Friday, 6:55 p.m.
Whether it's sooner or later, I do hope they say the same about me. Thanks to my pal Pat McGuire, who still sends postcards.
Friday, 4:23 p.m.
We had Steinbeck wisdom here last week.
This week, my pal Tony shared the Facebook post of a writer I don't know, who quoted Steinbeck again.
It is really incredible how little attention I have paid to what's being said at the White House over the last couple of weeks, so focused have I been on what CEOs and other leaders are saying—and so resistant to spending precious energy on Trumpfoolery.
But in the background, something is happening inside me about that.
Just a terrible feeling is building—or should I say, growing heavy.
Friday, 4:09 p.m.
(I finally have a minute between conference calls.) Which are all awkward and horrible. Except, one good thing happened this week. For some completely insane reason, I called the host of one of these calls "Jennifer," when her name is actually Heather. I was immediately mortified and hotfaced—until I looked down and saw my "mute" light was blinking. I unmuted it and resumed with booming confidence, "Heather, I think that's a fine idea ..."
Friday, 4:05 p.m.
My dad fought in World War II.
When he got back, his most frequent complaint about the period wasn't the fear of dying (which he almost did a few times lying under his jeep hiding from the screaming Stuka dive bombers on the Remagen Bridge).
It was having his life stolen from him—his best, young years—without even knowing when they'd let him out.
You were in that war "for the duration," he would repeat, 50 years later, still in astonished rage. "For the duration!"
I think I know that feeling a little better now.
And I'm sure my teenage daughter will never struggle to understand it.
Friday, 7:27 a.m.
On Medium today, I laud CEOs for having been remarkably rhetorically responsible during coronavirus:
For people familiar with the way CEOs normally communicate, most remarkable (and even unsettling) over the last month has been the humility shown by these chiefs. “None of us know how long this virus is going to last,” said Target CEO Brian Cornell on CNBC last month, after scratching the retailer’s financial guidance for the quarter. “It’s a very unique environment that none of us have seen before, and there is no playbook for how to react in this environment. We’re writing the script each and every day.”

Records taken from a dataset
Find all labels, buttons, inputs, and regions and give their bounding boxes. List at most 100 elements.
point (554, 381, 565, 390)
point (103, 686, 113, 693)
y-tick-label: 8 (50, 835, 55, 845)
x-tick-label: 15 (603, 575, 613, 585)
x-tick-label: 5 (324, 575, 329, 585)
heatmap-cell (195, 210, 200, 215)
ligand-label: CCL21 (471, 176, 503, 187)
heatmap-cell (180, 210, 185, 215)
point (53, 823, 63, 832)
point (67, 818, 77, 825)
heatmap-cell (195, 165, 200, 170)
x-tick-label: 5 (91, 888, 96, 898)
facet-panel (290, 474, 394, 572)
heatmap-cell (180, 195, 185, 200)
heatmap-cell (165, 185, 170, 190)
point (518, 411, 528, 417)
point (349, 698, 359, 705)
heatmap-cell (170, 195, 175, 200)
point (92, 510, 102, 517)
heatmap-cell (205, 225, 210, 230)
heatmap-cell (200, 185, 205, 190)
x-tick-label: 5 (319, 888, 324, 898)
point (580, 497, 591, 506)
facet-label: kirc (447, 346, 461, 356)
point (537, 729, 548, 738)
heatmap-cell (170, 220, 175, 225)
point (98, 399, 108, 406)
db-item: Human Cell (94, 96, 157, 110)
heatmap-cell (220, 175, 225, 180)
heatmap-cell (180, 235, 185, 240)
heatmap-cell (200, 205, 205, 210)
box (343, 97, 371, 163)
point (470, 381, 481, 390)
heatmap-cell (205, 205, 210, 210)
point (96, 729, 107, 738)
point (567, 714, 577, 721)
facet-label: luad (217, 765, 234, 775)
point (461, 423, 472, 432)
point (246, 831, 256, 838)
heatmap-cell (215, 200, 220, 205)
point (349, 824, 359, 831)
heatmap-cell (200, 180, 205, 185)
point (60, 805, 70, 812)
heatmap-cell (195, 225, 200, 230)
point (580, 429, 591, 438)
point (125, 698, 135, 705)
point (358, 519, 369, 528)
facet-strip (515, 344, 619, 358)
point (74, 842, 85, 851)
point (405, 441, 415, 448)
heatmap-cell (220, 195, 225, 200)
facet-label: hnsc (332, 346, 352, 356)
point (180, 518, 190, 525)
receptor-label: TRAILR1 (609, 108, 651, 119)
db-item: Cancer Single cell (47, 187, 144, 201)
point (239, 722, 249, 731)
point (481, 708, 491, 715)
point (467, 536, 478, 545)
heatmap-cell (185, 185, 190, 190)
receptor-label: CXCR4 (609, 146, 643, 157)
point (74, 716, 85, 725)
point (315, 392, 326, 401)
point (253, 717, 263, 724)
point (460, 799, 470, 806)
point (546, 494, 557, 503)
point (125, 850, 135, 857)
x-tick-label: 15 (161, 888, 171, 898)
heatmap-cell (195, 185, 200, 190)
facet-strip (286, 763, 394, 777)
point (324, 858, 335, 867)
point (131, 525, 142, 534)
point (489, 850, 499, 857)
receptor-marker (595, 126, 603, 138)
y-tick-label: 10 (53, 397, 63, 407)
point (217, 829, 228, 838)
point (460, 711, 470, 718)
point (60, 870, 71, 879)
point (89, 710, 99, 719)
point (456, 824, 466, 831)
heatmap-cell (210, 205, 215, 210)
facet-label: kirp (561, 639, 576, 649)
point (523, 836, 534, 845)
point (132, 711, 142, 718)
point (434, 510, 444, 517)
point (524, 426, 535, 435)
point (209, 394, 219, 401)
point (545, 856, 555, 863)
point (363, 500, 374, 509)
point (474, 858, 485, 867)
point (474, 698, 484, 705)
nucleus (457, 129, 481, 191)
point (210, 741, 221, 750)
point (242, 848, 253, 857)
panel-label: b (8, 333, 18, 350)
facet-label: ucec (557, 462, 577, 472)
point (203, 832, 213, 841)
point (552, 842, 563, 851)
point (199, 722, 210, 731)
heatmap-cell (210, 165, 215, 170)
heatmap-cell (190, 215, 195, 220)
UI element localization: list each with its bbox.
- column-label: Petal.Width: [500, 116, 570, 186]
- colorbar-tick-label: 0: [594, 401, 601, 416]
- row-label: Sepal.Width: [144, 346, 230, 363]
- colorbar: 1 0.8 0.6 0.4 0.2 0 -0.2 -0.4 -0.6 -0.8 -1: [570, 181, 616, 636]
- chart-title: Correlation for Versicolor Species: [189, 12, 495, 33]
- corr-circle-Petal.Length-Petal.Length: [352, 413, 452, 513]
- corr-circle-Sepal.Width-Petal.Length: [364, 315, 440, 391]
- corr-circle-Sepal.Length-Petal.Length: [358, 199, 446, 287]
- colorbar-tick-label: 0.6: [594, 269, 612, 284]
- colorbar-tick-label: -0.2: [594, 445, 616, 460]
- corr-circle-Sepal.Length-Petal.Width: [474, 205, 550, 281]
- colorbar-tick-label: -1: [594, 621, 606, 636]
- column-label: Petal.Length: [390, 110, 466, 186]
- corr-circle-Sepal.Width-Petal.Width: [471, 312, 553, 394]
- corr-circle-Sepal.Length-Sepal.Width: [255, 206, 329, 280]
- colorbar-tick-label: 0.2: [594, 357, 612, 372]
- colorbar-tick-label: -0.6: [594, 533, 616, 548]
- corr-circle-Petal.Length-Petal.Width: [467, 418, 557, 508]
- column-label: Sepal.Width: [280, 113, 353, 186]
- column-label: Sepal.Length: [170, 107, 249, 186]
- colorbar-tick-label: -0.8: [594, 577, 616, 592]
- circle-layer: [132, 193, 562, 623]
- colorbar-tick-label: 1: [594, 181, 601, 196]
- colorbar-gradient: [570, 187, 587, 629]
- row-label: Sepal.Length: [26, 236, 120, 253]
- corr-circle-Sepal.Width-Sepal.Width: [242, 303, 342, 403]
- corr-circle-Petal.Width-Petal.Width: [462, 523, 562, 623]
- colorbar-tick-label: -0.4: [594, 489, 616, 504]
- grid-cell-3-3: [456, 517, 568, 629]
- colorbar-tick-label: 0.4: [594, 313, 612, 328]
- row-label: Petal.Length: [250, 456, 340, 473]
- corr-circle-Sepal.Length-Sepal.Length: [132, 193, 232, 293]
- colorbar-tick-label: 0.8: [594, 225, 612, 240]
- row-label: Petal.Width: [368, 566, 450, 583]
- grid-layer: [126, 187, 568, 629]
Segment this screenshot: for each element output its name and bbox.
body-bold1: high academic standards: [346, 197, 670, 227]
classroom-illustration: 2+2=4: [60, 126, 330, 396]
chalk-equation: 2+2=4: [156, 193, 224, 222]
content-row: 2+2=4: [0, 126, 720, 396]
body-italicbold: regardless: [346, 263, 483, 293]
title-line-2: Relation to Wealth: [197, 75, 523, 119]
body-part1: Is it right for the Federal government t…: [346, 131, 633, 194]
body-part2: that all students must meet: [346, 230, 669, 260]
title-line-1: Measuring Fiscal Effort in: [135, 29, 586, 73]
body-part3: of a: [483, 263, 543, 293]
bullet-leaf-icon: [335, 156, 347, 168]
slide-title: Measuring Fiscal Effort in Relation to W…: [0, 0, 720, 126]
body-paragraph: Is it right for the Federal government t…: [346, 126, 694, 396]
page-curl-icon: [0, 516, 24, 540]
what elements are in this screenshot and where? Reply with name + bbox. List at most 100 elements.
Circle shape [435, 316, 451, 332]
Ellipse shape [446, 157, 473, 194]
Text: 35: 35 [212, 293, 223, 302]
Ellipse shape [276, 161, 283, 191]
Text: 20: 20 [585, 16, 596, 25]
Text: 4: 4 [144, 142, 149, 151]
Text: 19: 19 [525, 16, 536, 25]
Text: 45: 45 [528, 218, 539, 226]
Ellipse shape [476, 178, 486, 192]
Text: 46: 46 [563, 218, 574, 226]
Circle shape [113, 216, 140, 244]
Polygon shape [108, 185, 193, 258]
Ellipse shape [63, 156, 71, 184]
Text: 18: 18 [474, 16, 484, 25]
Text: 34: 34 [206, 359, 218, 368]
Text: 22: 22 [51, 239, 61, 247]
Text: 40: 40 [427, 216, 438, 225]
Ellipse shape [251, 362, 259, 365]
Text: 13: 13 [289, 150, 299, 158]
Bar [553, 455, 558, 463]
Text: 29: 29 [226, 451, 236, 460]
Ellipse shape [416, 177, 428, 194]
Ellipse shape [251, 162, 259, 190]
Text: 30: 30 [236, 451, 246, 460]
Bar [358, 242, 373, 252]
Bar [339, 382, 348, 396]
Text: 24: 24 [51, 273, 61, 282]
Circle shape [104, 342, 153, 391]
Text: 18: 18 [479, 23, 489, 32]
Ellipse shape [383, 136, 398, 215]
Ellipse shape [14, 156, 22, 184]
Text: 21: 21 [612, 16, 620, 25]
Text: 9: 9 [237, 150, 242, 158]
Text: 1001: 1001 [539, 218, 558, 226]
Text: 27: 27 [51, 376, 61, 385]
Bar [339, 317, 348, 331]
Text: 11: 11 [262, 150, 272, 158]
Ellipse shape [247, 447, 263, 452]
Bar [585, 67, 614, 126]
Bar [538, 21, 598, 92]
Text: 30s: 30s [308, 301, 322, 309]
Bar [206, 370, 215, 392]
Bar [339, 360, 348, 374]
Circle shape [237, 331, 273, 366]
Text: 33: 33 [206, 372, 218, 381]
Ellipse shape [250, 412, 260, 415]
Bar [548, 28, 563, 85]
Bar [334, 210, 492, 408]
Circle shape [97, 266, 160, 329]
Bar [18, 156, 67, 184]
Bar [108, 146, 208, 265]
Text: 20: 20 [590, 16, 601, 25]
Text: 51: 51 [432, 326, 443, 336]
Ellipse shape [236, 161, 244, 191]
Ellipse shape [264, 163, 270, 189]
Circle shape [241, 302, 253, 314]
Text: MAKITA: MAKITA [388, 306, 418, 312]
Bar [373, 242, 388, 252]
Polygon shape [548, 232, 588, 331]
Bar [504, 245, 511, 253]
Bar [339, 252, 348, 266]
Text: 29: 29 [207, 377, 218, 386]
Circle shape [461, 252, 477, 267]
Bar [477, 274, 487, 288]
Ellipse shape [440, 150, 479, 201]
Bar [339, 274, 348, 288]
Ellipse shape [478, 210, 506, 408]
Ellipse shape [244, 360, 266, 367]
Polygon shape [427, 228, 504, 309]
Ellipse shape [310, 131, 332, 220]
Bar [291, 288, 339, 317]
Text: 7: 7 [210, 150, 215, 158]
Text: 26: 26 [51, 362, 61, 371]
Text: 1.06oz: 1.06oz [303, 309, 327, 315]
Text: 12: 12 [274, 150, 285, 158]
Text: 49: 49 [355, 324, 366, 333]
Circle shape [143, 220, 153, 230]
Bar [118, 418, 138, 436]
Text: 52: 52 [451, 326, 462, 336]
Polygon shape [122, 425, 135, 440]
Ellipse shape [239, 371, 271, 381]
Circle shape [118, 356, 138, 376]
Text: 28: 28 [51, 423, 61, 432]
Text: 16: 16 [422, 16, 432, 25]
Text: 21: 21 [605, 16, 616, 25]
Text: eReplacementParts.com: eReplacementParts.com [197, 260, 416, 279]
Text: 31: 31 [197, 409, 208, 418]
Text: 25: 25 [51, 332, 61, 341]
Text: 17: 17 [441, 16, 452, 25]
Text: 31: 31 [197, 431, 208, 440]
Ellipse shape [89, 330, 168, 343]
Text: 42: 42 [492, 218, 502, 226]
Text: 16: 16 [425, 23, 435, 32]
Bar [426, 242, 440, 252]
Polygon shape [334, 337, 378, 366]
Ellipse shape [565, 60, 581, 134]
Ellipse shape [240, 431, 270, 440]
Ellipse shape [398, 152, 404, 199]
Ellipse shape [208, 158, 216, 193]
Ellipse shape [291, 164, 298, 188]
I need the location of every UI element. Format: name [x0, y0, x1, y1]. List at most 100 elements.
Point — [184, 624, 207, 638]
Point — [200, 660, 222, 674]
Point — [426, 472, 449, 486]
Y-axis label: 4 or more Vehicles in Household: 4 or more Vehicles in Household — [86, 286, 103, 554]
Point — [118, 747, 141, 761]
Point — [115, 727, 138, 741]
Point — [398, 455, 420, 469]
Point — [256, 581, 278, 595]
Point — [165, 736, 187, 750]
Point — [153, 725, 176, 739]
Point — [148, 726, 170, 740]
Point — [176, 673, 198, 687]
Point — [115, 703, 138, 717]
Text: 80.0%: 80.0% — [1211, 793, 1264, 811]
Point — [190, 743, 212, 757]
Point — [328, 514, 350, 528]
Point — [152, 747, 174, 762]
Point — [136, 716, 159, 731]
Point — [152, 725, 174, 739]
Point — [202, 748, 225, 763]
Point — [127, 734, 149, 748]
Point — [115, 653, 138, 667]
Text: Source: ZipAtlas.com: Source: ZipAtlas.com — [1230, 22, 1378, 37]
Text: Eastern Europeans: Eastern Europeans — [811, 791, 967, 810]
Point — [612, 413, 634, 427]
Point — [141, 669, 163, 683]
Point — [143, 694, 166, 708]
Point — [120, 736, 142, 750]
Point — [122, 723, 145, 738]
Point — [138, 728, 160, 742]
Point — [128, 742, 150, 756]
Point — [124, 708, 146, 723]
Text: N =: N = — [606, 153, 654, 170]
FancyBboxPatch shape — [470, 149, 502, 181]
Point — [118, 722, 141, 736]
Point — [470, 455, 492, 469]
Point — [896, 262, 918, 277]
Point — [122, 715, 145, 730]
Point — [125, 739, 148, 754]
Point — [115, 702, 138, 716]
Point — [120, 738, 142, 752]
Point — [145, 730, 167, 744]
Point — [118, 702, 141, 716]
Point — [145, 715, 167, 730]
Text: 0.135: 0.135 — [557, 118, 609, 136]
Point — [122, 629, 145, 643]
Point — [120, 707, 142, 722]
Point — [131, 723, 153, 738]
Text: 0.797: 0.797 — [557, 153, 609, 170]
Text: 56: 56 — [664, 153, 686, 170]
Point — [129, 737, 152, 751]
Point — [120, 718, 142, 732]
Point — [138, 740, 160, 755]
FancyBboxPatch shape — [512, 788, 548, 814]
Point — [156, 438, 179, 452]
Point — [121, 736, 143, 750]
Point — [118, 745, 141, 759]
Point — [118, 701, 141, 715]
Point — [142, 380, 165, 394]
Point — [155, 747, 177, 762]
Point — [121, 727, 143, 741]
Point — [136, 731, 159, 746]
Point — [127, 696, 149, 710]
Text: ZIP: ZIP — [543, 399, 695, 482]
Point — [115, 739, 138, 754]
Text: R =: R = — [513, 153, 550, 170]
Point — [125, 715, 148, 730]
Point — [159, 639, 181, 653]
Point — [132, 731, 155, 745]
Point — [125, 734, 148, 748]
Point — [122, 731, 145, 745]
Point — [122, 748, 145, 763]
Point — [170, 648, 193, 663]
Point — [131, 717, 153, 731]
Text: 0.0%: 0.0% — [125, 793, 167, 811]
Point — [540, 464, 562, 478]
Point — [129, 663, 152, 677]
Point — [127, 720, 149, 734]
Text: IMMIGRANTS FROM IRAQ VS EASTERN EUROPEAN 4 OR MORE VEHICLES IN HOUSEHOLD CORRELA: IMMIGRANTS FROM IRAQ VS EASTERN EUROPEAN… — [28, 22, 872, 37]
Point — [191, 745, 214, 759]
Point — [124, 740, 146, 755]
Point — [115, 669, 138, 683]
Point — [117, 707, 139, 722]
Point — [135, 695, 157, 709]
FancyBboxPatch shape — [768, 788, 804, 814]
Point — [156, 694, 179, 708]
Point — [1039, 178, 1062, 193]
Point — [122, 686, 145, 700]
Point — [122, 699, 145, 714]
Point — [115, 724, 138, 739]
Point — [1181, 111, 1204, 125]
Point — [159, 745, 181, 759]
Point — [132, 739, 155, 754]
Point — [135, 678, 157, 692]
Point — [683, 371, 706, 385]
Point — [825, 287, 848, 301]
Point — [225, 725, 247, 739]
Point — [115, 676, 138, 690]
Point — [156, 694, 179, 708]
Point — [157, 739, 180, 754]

> **Task to complete**
Answer these questions from the dated journal entries above:
1. What name did the writer mistakenly use for the conference-call host, and what is her actual name?
2. On which bridge did the writer's father hide under his jeep from Stuka dive bombers?
3. Which chief executive is quoted in the Medium excerpt, and of which company?

> **Result of the exercise**
1. Jennifer; her actual name is Heather.
2. The Remagen Bridge.
3. Brian Cornell, of Target.